Data records:
________________________________________
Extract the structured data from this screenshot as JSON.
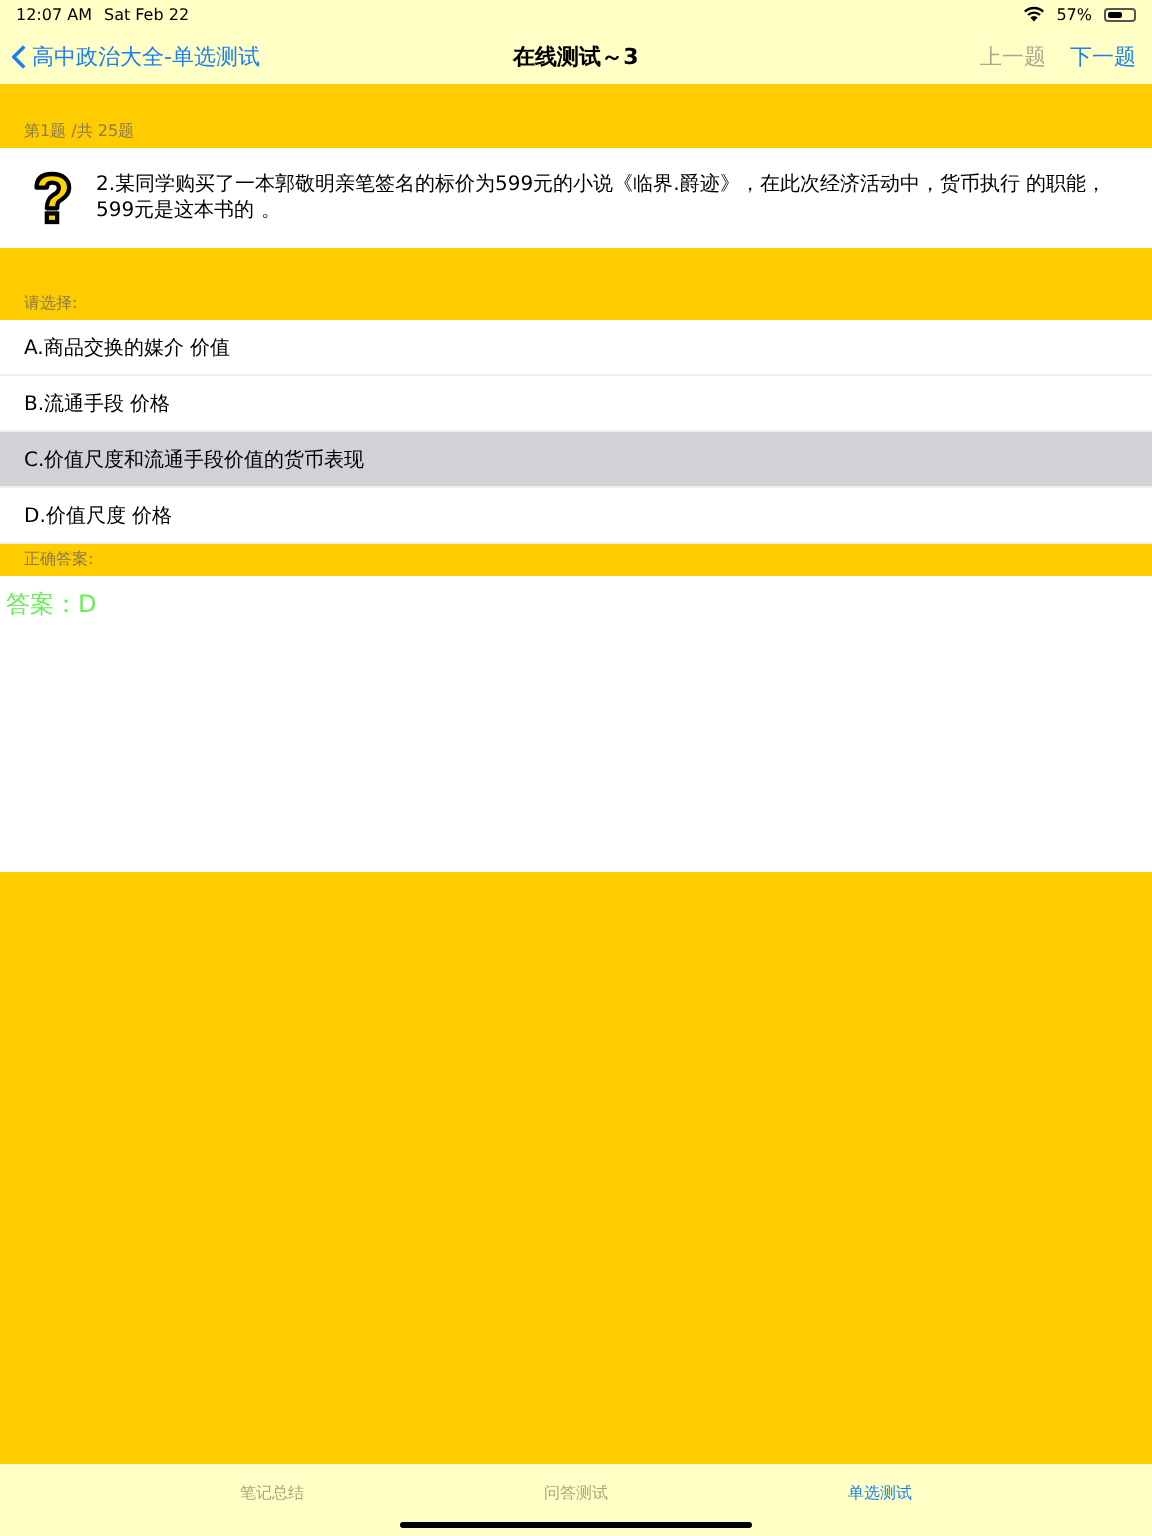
{
  "status_bar": {
    "time": "12:07 AM",
    "date": "Sat Feb 22",
    "battery": "57%"
  },
  "nav": {
    "back": "高中政治大全-单选测试",
    "title": "在线测试～3",
    "prev": {
      "label": "上一题",
      "disabled": true
    },
    "next": {
      "label": "下一题",
      "disabled": false
    }
  },
  "progress": "第1题 /共 25题",
  "question": "2.某同学购买了一本郭敬明亲笔签名的标价为599元的小说《临界.爵迹》，在此次经济活动中，货币执行 的职能，599元是这本书的 。",
  "choose_label": "请选择:",
  "options": [
    {
      "label": "A.商品交换的媒介 价值",
      "selected": false
    },
    {
      "label": "B.流通手段  价格",
      "selected": false
    },
    {
      "label": "C.价值尺度和流通手段价值的货币表现",
      "selected": true
    },
    {
      "label": "D.价值尺度  价格",
      "selected": false
    }
  ],
  "answer_label": "正确答案:",
  "answer": "答案：D",
  "tabs": [
    {
      "label": "笔记总结",
      "selected": false
    },
    {
      "label": "问答测试",
      "selected": false
    },
    {
      "label": "单选测试",
      "selected": true
    }
  ]
}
________________________________________
Pictures are to be left out; all else in the entries above is to be quoted exactly.

Extract the structured data from this screenshot as JSON.
{
  "status_bar": {
    "time": "12:07 AM",
    "date": "Sat Feb 22",
    "battery": "57%"
  },
  "nav": {
    "back": "高中政治大全-单选测试",
    "title": "在线测试～3",
    "prev": {
      "label": "上一题",
      "disabled": true
    },
    "next": {
      "label": "下一题",
      "disabled": false
    }
  },
  "progress": "第1题 /共 25题",
  "question": "2.某同学购买了一本郭敬明亲笔签名的标价为599元的小说《临界.爵迹》，在此次经济活动中，货币执行 的职能，599元是这本书的 。",
  "choose_label": "请选择:",
  "options": [
    {
      "label": "A.商品交换的媒介 价值",
      "selected": false
    },
    {
      "label": "B.流通手段  价格",
      "selected": false
    },
    {
      "label": "C.价值尺度和流通手段价值的货币表现",
      "selected": true
    },
    {
      "label": "D.价值尺度  价格",
      "selected": false
    }
  ],
  "answer_label": "正确答案:",
  "answer": "答案：D",
  "tabs": [
    {
      "label": "笔记总结",
      "selected": false
    },
    {
      "label": "问答测试",
      "selected": false
    },
    {
      "label": "单选测试",
      "selected": true
    }
  ]
}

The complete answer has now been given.